**Tareas**
1 > Cambia "cacahuate" por "bledo" y reescribe el texto sobre Baudelaire desde "A diferencia de" hasta "cierto también tradujo.", ambos incluidos.
2 > Traduce al inglés esta oración del texto sobre Baudelaire: "Los pueblos le parecían una manada de pelmazos que adoraban la autoridad."

**Texto dado**
■ ■ ■

Y más adelante, para picotearle la cresta al público, agregó, fanfarrón: “poseo felizmente uno de esos caracteres que se gozan con el odio y se glorifican con el desprecio… no me disgustaría pasar por un libertino, un borracho, un impío y un asesino”.

Y así lo tomaron. A él y a todos sus alevosos personajes. Sus diabólicos héroes, además de cultivar pasiones amargas, siniestras, impuras y delictivas ⎼invariablemente condimentadas por la mentira premeditada, el engaño deliberado y la procacidad⎼, se regodeaban en lo amargo y en lo infausto porque, según él, la “mezcla de lo grotesco y lo trágico” era “agradable para el espíritu”.

Cuando Benedetto Croce, bajo su implacable y sabihonda lupa de crítico dizque liberal, se detuvo a examinar la obra del poeta francés, su dictamen fue tajante: “Sólo diré que a mí me parece que no pocas veces la poesía de Baudelaire carece de la pureza de la forma, a la cual tiende el autor con todas sus fuerzas”.

Y tenía razón. Por más que lo negaba, Baudelaire se había esforzado en arraigar su léxico en la tradición poética de los siglos XVII y XVII. Por un lado, era culto, depuradote, suntuoso y proclive a lo barroco. Si leemos atentamente sus versos, notaremos que están atiborrados de evocaciones y versos latinos. Pero como uno de sus grandes objetivos fue enfadar a los “hipócritas bienhechores”, intentó contrastar su erudición con voces populares y maledicencias de baja calaña.

Pero como no tuvo la naturalidad ni la maestría de Chamfort, Racine o Quevedo, muchas veces sus letras se perciben demasiado fabricadas. Su escritura, adobada con vulgarismos y eufemismos, casi en la misma proporción ⎼como si estuviera siguiendo una receta de cocina⎼, fue un platillo demasiado agridulce que en varias ocasiones cayó en la vacuidad retórica. Quizá por eso Walter Benjamin ⎼con esa refinadísima lectura avizora que lo caracterizaba⎼ denunció que Baudelaire era un “artificioso” incomprendido que, muy en el fondo, aspiraba a simpatizar con el público y por eso siempre escribía como en estado de “shock”.

A diferencia de Hugo, cronista insuperable del paisaje social, Bauldelaire no se tomó la molestia de describir a la sociedad ni a la población. Y no lo hizo porque, sencillamente, le importaba un cacahuate. Jamás le interesó entender ni congeniar con la caterva. Al contrario: todo el tiempo intentó tomar distancia de la comunidad, aunque corriera a hundirse en ella, como en el cuento de su ídolo Edgar Allan Poe ⎼“El hombre de la multitud”⎼, que por cierto también tradujo.

Fue un individualista que, ante todo, quiso destacarse de la masa y alejarse, lo más posible, de la “gentuza”. Los pueblos le parecían una manada de pelmazos que adoraban la autoridad. Pero, sobre todas las naciones, menospreciaba al pueblo francés que, según su concepción, estaba atestado de animales de corral que enloquecían “por los excrementos”.

■ ■ ■

Datos de análisis estructurado de páginas:
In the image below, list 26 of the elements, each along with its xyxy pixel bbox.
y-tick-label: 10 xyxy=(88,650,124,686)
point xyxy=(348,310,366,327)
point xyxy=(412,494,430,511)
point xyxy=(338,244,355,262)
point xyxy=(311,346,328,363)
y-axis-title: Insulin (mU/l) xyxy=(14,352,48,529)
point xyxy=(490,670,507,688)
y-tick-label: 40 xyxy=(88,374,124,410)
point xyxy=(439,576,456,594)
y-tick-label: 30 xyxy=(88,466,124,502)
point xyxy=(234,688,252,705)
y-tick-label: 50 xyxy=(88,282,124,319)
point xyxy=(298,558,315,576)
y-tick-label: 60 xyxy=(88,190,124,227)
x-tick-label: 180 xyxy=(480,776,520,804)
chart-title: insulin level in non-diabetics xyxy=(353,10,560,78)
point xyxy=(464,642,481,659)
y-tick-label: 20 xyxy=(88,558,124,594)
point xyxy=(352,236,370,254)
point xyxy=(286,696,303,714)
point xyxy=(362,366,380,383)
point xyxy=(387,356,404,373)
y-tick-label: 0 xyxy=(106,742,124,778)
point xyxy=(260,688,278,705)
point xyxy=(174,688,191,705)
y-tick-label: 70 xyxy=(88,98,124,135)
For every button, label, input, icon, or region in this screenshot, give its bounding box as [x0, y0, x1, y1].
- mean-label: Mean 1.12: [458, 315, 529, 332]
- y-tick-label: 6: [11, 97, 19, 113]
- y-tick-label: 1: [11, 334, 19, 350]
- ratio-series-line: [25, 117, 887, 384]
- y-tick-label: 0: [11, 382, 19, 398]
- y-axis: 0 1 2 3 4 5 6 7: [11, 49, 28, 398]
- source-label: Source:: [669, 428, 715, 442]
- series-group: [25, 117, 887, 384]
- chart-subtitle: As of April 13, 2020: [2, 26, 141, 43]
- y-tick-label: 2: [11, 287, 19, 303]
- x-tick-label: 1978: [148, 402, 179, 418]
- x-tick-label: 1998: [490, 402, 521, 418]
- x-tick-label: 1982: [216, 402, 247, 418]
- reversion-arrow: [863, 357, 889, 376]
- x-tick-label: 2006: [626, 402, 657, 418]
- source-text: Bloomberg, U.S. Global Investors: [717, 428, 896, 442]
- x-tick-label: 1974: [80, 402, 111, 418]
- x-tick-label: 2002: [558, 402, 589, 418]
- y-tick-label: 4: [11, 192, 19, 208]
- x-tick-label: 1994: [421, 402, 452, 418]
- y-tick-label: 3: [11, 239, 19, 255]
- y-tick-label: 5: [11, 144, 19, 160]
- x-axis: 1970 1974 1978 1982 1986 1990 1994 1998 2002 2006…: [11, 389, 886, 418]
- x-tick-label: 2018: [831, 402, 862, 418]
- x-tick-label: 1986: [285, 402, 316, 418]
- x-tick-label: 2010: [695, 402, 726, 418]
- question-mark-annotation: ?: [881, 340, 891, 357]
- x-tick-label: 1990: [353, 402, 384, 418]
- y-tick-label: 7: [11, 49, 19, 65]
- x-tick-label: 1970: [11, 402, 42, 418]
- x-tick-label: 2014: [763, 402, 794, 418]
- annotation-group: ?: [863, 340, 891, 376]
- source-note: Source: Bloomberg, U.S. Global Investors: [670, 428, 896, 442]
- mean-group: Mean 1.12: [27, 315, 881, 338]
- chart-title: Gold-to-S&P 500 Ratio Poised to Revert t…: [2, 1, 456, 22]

■ ■ ■

**Resultados por tarea**
1 >
A diferencia de Hugo, cronista insuperable del paisaje social, Bauldelaire no se tomó la molestia de describir a la sociedad ni a la población. Y no lo hizo porque, sencillamente, le importaba un bledo. Jamás le interesó entender ni congeniar con la caterva. Al contrario: todo el tiempo intentó tomar distancia de la comunidad, aunque corriera a hundirse en ella, como en el cuento de su ídolo Edgar Allan Poe ⎼“El hombre de la multitud”⎼, que por cierto también tradujo.

2 > Peoples seemed to him a herd of bores who worshipped authority.